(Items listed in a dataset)
* START *

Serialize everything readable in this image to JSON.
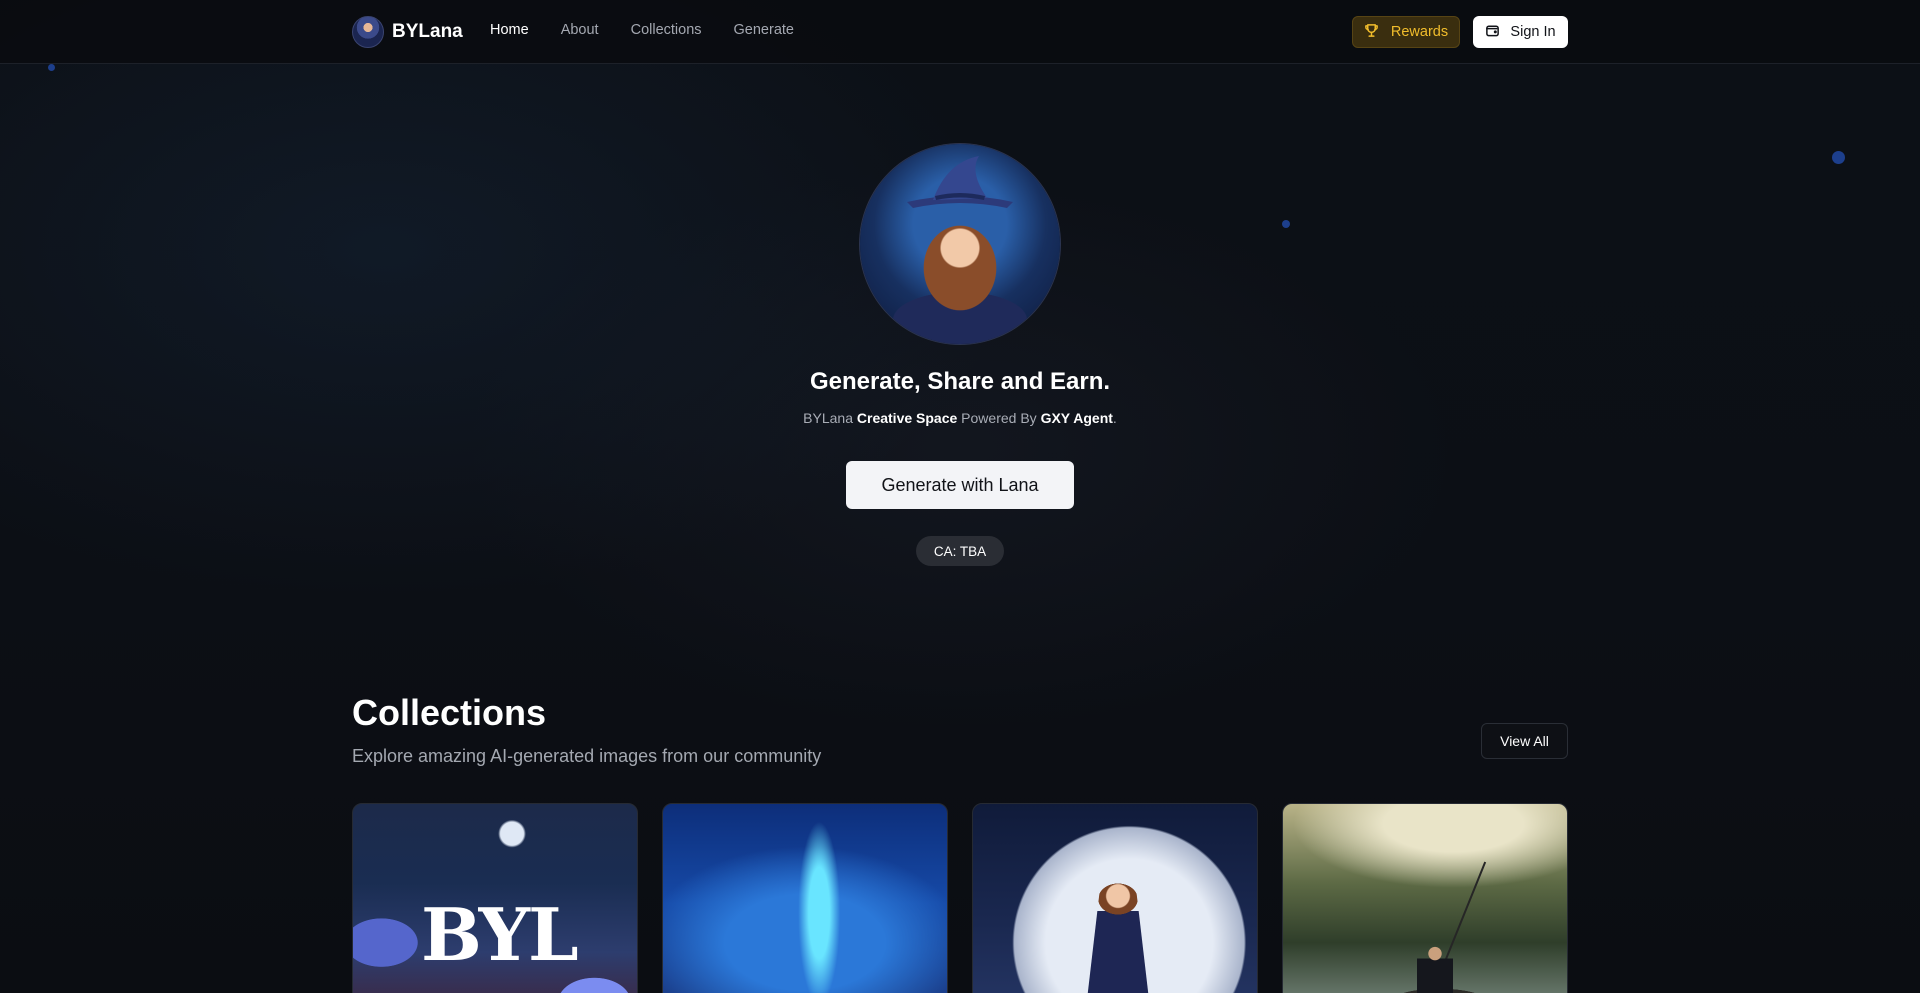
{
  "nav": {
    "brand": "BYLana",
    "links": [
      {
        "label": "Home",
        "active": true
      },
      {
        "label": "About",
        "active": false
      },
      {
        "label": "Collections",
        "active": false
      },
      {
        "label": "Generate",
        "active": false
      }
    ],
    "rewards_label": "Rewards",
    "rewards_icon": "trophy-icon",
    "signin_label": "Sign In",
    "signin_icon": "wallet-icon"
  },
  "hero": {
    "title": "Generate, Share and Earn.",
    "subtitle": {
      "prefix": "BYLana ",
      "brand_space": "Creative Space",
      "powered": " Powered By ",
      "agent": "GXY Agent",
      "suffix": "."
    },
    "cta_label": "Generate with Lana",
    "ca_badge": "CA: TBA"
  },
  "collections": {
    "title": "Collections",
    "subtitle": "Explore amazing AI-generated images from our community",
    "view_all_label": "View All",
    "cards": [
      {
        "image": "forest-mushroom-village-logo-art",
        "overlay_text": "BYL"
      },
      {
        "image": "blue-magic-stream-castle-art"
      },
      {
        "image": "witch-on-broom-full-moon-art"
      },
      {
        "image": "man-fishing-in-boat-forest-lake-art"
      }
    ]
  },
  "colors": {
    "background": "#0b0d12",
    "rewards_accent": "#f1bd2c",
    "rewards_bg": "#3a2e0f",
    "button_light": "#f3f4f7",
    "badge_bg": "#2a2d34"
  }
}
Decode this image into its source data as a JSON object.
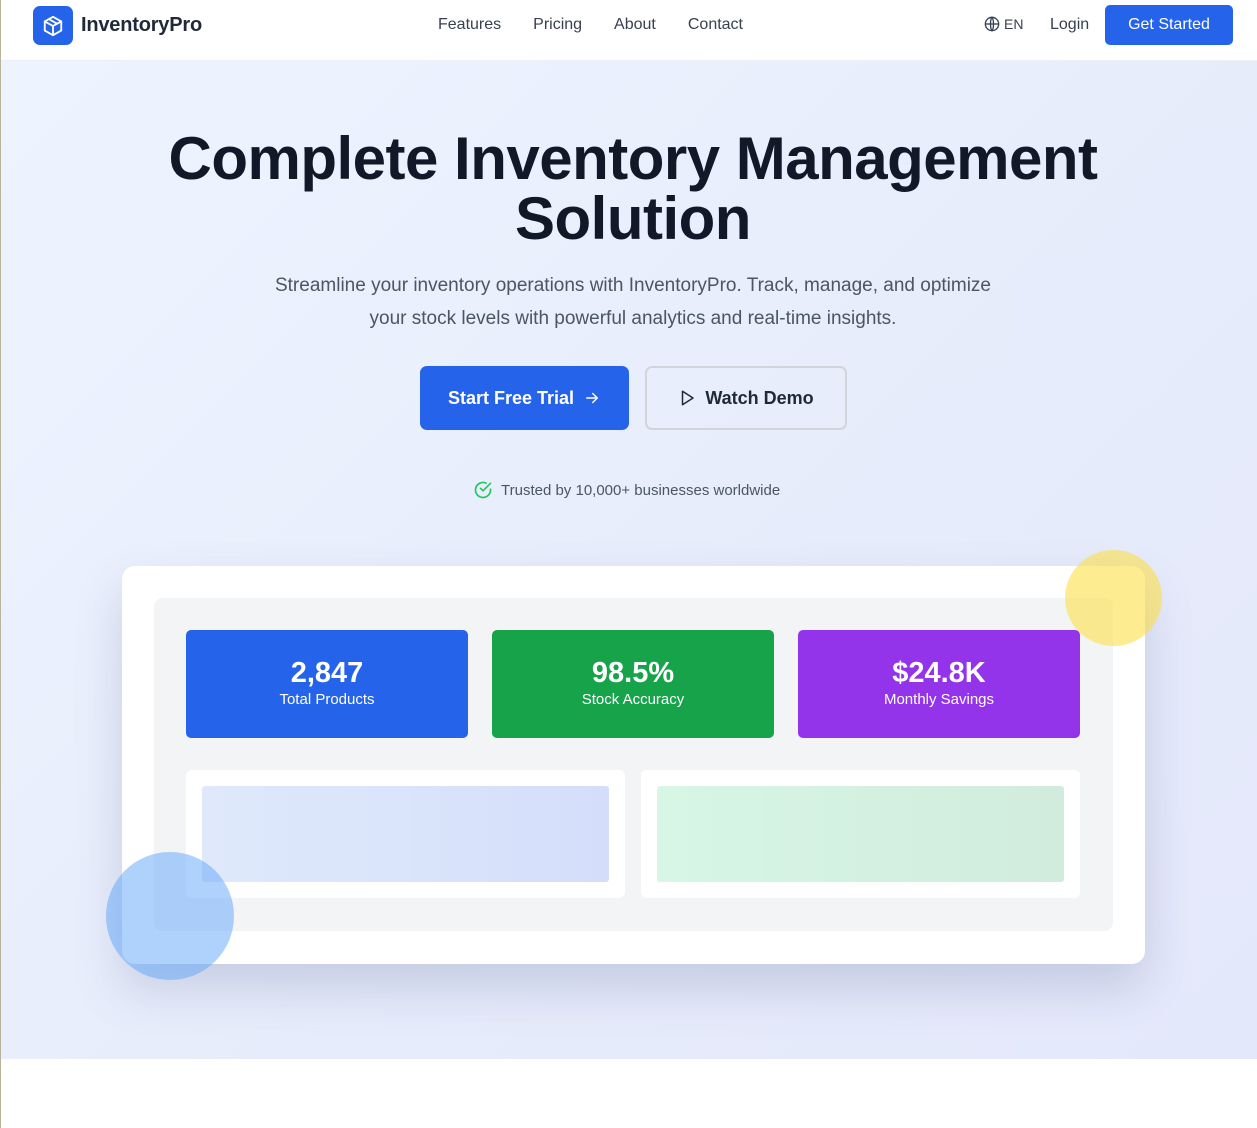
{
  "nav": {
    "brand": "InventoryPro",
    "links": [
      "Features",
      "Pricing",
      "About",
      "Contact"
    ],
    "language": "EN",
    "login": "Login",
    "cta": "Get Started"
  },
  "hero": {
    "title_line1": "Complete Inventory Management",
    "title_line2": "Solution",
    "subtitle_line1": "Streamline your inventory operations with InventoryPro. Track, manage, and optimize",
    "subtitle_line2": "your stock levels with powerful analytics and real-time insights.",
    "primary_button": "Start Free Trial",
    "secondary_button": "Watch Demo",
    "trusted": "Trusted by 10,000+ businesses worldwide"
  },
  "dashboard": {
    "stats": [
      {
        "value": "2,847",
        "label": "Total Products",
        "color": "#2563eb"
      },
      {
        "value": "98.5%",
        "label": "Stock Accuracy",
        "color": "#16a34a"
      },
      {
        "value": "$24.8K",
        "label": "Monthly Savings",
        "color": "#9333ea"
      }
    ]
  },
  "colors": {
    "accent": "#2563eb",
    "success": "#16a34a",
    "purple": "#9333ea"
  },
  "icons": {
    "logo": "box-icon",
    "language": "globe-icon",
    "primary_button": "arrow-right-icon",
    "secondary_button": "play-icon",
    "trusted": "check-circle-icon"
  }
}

* END *

◆ **Work instructions**: All preceding records should be duplicated verbatim, images excepted.

◆ **Correct output**:
Serialize everything readable in this image to JSON.
{
  "nav": {
    "brand": "BYLana",
    "links": [
      {
        "label": "Home",
        "active": true
      },
      {
        "label": "About",
        "active": false
      },
      {
        "label": "Collections",
        "active": false
      },
      {
        "label": "Generate",
        "active": false
      }
    ],
    "rewards_label": "Rewards",
    "rewards_icon": "trophy-icon",
    "signin_label": "Sign In",
    "signin_icon": "wallet-icon"
  },
  "hero": {
    "title": "Generate, Share and Earn.",
    "subtitle": {
      "prefix": "BYLana ",
      "brand_space": "Creative Space",
      "powered": " Powered By ",
      "agent": "GXY Agent",
      "suffix": "."
    },
    "cta_label": "Generate with Lana",
    "ca_badge": "CA: TBA"
  },
  "collections": {
    "title": "Collections",
    "subtitle": "Explore amazing AI-generated images from our community",
    "view_all_label": "View All",
    "cards": [
      {
        "image": "forest-mushroom-village-logo-art",
        "overlay_text": "BYL"
      },
      {
        "image": "blue-magic-stream-castle-art"
      },
      {
        "image": "witch-on-broom-full-moon-art"
      },
      {
        "image": "man-fishing-in-boat-forest-lake-art"
      }
    ]
  },
  "colors": {
    "background": "#0b0d12",
    "rewards_accent": "#f1bd2c",
    "rewards_bg": "#3a2e0f",
    "button_light": "#f3f4f7",
    "badge_bg": "#2a2d34"
  }
}
Decode this image into its source data as a JSON object.
{
  "nav": {
    "brand": "InventoryPro",
    "links": [
      "Features",
      "Pricing",
      "About",
      "Contact"
    ],
    "language": "EN",
    "login": "Login",
    "cta": "Get Started"
  },
  "hero": {
    "title_line1": "Complete Inventory Management",
    "title_line2": "Solution",
    "subtitle_line1": "Streamline your inventory operations with InventoryPro. Track, manage, and optimize",
    "subtitle_line2": "your stock levels with powerful analytics and real-time insights.",
    "primary_button": "Start Free Trial",
    "secondary_button": "Watch Demo",
    "trusted": "Trusted by 10,000+ businesses worldwide"
  },
  "dashboard": {
    "stats": [
      {
        "value": "2,847",
        "label": "Total Products",
        "color": "#2563eb"
      },
      {
        "value": "98.5%",
        "label": "Stock Accuracy",
        "color": "#16a34a"
      },
      {
        "value": "$24.8K",
        "label": "Monthly Savings",
        "color": "#9333ea"
      }
    ]
  },
  "colors": {
    "accent": "#2563eb",
    "success": "#16a34a",
    "purple": "#9333ea"
  },
  "icons": {
    "logo": "box-icon",
    "language": "globe-icon",
    "primary_button": "arrow-right-icon",
    "secondary_button": "play-icon",
    "trusted": "check-circle-icon"
  }
}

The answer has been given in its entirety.